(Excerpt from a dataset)

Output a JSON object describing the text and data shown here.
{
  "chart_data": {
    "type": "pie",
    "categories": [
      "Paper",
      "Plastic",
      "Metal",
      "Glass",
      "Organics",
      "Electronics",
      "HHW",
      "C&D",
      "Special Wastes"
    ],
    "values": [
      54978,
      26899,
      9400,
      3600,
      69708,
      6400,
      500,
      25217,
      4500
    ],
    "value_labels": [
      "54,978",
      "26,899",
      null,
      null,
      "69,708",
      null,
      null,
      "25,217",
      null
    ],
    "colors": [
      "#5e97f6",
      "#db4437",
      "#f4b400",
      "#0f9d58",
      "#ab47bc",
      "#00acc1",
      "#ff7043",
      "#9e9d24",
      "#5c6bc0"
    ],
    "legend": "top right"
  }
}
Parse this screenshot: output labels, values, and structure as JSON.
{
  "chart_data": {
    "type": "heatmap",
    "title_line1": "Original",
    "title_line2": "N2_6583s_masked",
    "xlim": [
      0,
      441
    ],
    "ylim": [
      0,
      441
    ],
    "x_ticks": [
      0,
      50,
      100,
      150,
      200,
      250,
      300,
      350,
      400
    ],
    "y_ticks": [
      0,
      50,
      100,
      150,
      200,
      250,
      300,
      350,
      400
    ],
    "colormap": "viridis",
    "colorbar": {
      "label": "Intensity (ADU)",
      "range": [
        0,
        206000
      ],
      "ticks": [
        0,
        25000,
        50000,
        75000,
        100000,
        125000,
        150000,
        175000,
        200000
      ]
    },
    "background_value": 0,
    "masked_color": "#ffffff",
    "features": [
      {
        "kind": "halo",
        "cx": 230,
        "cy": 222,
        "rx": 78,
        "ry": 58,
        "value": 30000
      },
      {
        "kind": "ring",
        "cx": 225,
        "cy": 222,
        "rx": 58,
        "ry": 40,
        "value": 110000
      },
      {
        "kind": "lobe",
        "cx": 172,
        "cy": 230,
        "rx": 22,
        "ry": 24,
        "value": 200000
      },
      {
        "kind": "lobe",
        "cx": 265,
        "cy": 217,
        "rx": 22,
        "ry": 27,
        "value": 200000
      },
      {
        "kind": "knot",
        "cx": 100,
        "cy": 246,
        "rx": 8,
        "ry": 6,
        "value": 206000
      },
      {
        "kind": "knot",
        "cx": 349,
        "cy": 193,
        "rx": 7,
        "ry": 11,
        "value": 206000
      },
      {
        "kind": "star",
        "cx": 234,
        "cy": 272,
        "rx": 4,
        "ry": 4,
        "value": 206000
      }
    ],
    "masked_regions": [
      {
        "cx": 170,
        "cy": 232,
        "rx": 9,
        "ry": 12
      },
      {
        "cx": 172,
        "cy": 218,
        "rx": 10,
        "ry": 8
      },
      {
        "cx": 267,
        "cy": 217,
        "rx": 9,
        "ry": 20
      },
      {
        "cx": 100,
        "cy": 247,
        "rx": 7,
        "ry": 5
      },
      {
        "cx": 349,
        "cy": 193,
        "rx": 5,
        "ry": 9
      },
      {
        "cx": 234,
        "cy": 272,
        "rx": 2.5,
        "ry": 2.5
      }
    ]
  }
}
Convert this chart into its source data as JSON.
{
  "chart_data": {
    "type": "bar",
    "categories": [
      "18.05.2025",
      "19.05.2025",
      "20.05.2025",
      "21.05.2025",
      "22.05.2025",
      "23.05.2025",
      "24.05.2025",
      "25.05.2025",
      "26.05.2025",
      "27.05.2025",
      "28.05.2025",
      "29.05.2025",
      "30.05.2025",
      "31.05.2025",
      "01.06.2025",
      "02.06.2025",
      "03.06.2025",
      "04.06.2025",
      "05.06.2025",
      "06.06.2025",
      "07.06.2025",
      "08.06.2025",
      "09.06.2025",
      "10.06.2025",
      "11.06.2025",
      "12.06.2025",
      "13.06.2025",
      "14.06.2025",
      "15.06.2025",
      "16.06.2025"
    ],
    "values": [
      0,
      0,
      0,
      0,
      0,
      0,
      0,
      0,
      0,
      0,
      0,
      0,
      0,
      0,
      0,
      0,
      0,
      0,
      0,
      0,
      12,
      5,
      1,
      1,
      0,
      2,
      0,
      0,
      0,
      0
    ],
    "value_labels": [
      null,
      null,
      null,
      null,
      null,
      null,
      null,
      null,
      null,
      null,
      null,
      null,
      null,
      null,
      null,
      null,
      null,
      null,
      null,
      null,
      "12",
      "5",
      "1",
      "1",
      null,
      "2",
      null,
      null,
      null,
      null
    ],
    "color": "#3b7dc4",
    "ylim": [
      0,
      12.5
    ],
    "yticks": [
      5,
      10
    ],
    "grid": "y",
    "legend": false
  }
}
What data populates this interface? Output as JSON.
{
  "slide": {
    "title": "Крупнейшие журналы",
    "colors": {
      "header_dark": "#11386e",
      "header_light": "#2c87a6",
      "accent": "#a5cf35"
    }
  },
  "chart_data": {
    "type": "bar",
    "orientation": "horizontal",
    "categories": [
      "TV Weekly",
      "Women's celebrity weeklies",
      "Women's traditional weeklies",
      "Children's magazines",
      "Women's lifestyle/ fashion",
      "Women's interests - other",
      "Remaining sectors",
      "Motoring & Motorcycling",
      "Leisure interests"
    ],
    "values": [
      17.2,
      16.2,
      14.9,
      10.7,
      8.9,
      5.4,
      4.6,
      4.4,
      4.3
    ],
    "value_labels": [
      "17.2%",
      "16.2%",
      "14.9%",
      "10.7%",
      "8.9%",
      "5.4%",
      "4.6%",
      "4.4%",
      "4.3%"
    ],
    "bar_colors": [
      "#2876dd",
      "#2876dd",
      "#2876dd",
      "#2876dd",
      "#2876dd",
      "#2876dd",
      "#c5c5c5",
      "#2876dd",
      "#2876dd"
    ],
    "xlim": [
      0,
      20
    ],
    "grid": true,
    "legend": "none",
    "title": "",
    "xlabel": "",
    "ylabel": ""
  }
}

- Written task
Report how many lines of the data contain the word "Women", using the number alone.

- Right answer
4